Page extract –
·····

Cooper met his New York-born wife while stationed in Germany and the two were as different as a guy from Texas and a girl from Brooklyn could be, but complemented each other.

“His family can sit in the room for 20 minutes and not say anything. I grew up in a family of screamers,” she said. “We had this joke. We said he and I are from different tribes.”

They married in 1970.

After two tours with the Army, Cooper remained for a time in Europe where he wrote for the Overseas Media Group in Germany, and then worked as a freelance writer in Spain. Upon returning stateside, Cooper attended the University of San Francisco and began a string of newspaper jobs that would take him across the country.

He worked for 14 years at the San Francisco Examiner where he met Willse, serving in news and sports editorships. He returned to Texas to become managing editor and editor of The Houston Post, and managing editor of the Dallas Times Herald. And then back again to the Bay Area, where he was editor of The Daily Review in Hayward, Calif., as well as managing editor for production for other newspapers in the Alameda Newspaper Group.

Peter Bhatia, now editor of the Detroit Free Press, worked with Cooper both in Dallas and San Francisco.

“I learned so much from him over the years. Talk about unflappable. Nothing ever got to him,” he said remembering the Examiner’s marshaling of Super Bowl coverage in the championship years of the San Francisco 49ers under coach Bill Walsh and quarterback Joe Montana. In Dallas, he spearheaded a series of special projects, including a look at what drugs like cocaine and heroin were doing to the city — more than a generation before the opioid epidemic took hold in the nation’s consciousness.

“Coop was just someone you could always count on,” said Bhatia. While he never heard him raising his voice, he said Cooper could be firm with people and knew how to get his point across with nothing more sometimes than arching an eyebrow.

“We worked with a lot of characters. He was so effective with those people,” said Bhatia. “You knew you were in trouble when he looked at you over his glasses.”

An avid golfer, Cooper had dreams of being a great on the greens, and had to settle for “just being OK,” Bhatia joked. But he closely followed the PGA Tour and his knowledge of the game was unchallenged, said many of those who played with him. He had rows of golf balls, some on his desk, and ball markers — all with the insignia of courses he’d played.

“It was impossible not to know his favorite sport when you walked into his office," said Amy Ellis Nutt, a former reporter at The Star-Ledger. “I think he might also have had a putter at the ready."

Coop was one of the first people hired when Willse took over as editor of the The Star-Ledger.

“Coop was a quiet presence in the newsroom,” said Nutt, who won a Pulitzer Prize for feature writing during her tenure at The Star-Ledger. “You never knew what he was thinking, but in times of major breaking news he conveyed a steadiness that reassured reporters and editors alike. Coop was someone you could always turn to when you needed help finding a source, direction with reporting or simply the confidence to stay with a story that had hit the wall.”

She still could remember the time he parted with one of the golf mementos that filled his office when she was down about a busted story.

·····

Task 1 – Copy out the text about Cooper word for word, everything from "An avid golfer, Cooper" down to "courses he’d played.".
Task 2 – List every newspaper that the text about Cooper names as a place where he worked.
Work only from the text about Cooper.

·····

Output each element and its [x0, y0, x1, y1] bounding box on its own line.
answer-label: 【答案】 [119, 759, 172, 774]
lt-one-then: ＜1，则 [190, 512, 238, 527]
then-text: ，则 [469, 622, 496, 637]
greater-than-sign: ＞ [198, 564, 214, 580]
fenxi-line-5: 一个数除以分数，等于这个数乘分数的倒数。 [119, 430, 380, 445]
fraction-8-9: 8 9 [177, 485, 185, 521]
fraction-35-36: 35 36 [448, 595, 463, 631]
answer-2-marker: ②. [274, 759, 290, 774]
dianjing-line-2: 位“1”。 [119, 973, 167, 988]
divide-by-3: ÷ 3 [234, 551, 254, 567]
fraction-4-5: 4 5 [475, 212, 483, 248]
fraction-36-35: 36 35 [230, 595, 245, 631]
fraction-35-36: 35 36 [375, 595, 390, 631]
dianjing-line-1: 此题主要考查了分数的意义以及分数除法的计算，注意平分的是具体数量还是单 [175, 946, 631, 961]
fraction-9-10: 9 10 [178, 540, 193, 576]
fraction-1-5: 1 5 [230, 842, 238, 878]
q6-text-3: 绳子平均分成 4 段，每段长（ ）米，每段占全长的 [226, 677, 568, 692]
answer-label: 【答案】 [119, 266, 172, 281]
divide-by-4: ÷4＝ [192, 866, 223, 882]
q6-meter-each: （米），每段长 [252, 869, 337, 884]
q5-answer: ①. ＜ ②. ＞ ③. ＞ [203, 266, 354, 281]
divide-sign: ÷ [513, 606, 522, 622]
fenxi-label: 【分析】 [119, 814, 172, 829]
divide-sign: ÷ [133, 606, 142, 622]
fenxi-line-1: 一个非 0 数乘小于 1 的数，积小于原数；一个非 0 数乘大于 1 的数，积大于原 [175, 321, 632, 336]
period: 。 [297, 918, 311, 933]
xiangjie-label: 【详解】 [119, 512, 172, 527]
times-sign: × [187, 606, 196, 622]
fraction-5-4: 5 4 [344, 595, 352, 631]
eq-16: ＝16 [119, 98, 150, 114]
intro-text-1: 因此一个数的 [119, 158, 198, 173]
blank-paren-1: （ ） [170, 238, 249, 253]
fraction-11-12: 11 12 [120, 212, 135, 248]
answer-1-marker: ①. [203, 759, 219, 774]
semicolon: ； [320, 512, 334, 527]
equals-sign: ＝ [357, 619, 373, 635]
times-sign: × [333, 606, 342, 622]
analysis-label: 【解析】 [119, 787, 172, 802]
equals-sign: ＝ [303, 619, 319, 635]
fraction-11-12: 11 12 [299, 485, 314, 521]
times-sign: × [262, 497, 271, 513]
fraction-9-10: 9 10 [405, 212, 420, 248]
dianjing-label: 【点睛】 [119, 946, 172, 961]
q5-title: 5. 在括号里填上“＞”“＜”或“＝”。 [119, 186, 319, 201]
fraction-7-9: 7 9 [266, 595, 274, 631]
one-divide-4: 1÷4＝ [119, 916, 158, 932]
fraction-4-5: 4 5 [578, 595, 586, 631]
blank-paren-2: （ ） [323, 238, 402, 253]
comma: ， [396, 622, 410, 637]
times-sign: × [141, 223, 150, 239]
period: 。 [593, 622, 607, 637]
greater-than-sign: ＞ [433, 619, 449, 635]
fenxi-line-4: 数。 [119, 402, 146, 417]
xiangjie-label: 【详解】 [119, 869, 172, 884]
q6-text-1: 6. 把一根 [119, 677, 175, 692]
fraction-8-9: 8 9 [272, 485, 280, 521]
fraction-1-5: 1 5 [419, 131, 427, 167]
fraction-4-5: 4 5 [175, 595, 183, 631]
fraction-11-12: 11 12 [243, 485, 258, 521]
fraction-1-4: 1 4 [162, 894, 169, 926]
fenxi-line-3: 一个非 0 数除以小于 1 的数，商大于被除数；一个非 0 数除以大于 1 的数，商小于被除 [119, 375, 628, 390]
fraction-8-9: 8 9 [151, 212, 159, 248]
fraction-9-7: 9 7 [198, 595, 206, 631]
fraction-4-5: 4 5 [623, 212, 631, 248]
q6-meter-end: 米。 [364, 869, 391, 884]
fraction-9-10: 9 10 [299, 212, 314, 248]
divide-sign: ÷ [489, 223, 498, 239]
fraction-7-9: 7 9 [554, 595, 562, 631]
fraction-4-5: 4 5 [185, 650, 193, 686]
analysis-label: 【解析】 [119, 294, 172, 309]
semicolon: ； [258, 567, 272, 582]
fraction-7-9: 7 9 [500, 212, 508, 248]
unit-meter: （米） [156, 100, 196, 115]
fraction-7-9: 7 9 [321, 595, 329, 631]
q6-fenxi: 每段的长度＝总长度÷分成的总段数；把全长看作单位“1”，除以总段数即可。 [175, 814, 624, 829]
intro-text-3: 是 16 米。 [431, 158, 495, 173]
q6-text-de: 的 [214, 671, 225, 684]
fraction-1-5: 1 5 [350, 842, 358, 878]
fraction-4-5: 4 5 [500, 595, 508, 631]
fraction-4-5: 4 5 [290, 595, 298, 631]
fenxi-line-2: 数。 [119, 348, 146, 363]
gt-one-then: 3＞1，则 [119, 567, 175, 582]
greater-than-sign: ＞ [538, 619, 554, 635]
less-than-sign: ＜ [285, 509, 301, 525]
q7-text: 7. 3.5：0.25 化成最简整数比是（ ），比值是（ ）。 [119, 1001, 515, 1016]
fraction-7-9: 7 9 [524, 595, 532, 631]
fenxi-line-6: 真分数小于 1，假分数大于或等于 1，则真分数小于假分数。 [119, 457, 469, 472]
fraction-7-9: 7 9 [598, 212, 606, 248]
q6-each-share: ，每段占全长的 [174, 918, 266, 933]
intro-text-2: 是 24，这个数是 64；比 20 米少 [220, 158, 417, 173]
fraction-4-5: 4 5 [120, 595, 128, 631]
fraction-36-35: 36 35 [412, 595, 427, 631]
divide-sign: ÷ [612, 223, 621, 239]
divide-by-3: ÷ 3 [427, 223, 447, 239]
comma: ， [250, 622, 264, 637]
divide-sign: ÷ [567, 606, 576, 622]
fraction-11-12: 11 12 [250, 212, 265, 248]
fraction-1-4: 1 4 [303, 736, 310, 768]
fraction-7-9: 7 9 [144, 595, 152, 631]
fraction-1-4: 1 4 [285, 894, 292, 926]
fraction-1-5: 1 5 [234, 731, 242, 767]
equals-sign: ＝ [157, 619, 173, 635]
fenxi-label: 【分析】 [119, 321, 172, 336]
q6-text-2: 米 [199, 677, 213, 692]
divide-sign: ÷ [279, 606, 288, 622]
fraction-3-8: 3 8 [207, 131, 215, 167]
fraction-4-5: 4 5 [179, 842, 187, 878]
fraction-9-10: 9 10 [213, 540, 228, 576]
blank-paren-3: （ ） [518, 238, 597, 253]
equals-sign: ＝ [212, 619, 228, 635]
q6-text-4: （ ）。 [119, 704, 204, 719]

·····

Answer space 1 –
An avid golfer, Cooper had dreams of being a great on the greens, and had to settle for “just being OK,” Bhatia joked. But he closely followed the PGA Tour and his knowledge of the game was unchallenged, said many of those who played with him. He had rows of golf balls, some on his desk, and ball markers — all with the insignia of courses he’d played.

Answer space 2 –
San Francisco Examiner
The Houston Post
Dallas Times Herald
The Daily Review
The Star-Ledger